◆ Page excerpt:
══════════
In today's world, technologies tend to quickly become commoditized, and within any particular technology lies the seeds of its own death.
Technology's Relevance
This article was written from the prospective of an end customer. From a developer/designer standpoint things get murkier. The further one is removed from the technology, the less relevant it becomes. To a developer, the technology can look like a product. An enabling product, but a product nonetheless, and thus it is highly relevant. Bose uses a proprietary signal processing technology to enable products that meet a set of market requirements and thus the technology and what it enables is relevant to them. Their customers are more concerned with how it sounds, what's the price, what's the quality, etc., and not so much with how it is achieved, thus the technology used is much less relevant to them.
Recently, I was involved in a discussion on Google+ about the new Motorola X phone. A lot of the people on those posts slammed the phone for various reasons - price, locked boot loader, etc. There were also plenty of knocks on the fact that it didn't have a quad-core processor like the S4 or HTC One which were priced similarly. What they failed to grasp is that whether the manufacturer used 1, 2, 4, or 8 cores in the end makes no difference as long as the phone can deliver a competitive (or even best of class) feature set, functionality, price, and user experience. The iPhone is one of the most successful phones ever produced, and yet it runs on a dual-core processor. It still delivers one of the best user experiences on the market. The features that are enabled by the technology are what are relevant to the consumer, not the technology itself.
══════════
◆ Supplied records:
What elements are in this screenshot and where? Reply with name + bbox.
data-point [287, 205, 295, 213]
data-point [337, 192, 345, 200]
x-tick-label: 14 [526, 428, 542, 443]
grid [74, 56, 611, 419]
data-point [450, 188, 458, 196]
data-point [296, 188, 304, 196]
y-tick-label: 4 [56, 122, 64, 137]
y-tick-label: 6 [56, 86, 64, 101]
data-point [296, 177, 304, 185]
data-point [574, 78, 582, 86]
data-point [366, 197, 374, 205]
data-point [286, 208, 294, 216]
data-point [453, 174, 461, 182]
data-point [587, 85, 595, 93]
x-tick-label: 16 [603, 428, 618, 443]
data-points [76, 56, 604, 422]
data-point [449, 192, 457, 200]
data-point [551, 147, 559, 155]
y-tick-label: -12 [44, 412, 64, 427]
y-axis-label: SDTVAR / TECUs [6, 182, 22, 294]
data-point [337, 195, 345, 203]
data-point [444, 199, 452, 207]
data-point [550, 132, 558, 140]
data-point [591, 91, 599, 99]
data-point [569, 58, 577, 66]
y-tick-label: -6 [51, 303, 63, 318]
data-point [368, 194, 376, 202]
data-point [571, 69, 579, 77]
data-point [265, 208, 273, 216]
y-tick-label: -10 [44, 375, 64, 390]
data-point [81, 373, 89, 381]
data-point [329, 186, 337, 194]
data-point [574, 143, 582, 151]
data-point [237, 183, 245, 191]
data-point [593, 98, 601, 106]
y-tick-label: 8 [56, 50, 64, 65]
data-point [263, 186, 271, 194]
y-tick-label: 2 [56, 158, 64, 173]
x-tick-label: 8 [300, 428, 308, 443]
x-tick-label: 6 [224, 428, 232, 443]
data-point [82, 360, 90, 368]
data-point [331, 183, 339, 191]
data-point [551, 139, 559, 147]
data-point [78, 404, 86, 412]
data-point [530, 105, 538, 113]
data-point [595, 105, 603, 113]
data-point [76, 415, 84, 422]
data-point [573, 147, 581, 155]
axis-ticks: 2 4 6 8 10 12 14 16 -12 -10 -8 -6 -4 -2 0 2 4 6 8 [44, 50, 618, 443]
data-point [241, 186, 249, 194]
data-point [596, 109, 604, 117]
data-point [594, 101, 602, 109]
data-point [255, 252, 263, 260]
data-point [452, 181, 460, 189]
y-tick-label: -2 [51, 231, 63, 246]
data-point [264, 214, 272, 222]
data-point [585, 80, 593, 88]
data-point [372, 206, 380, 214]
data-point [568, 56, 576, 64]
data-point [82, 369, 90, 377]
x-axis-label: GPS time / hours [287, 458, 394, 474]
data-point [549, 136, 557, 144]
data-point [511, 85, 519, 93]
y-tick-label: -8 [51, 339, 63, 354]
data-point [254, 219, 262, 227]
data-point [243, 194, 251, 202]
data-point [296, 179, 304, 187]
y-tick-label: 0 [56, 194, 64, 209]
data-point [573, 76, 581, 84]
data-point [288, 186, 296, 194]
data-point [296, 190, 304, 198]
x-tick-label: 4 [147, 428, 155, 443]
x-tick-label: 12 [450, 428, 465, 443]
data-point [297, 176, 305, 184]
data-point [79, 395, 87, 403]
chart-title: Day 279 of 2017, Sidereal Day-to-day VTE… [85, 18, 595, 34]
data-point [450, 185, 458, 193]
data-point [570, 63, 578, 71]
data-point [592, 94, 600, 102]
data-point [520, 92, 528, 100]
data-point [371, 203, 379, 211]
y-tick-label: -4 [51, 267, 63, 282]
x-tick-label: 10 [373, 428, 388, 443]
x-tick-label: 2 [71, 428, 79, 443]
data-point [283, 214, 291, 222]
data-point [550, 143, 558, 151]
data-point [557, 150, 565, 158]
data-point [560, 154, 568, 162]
══════════
◆ Your tasks:
a) According to the article on technology's relevance, what kind of processor does the iPhone run on?
b) Extend the article on technology's relevance, starting right after its last sentence.
The records are separate material and have no connection to the article on technology's relevance.

◆ Your responses:
a) A dual-core processor.

b)
The relevance of technology therefore, is as an enabler, not as a product feature or a competitive advantage, or any myriad of other things - an enabler. Looking at the Android operating system, it is an impressive piece of software technology, and yet Google gives it away. Why? Because standalone, it does nothing for Google. Giving it away allows other companies to use their expertise to build products and services which then act as enablers for Google's products and services. To Google, that's where the real value is.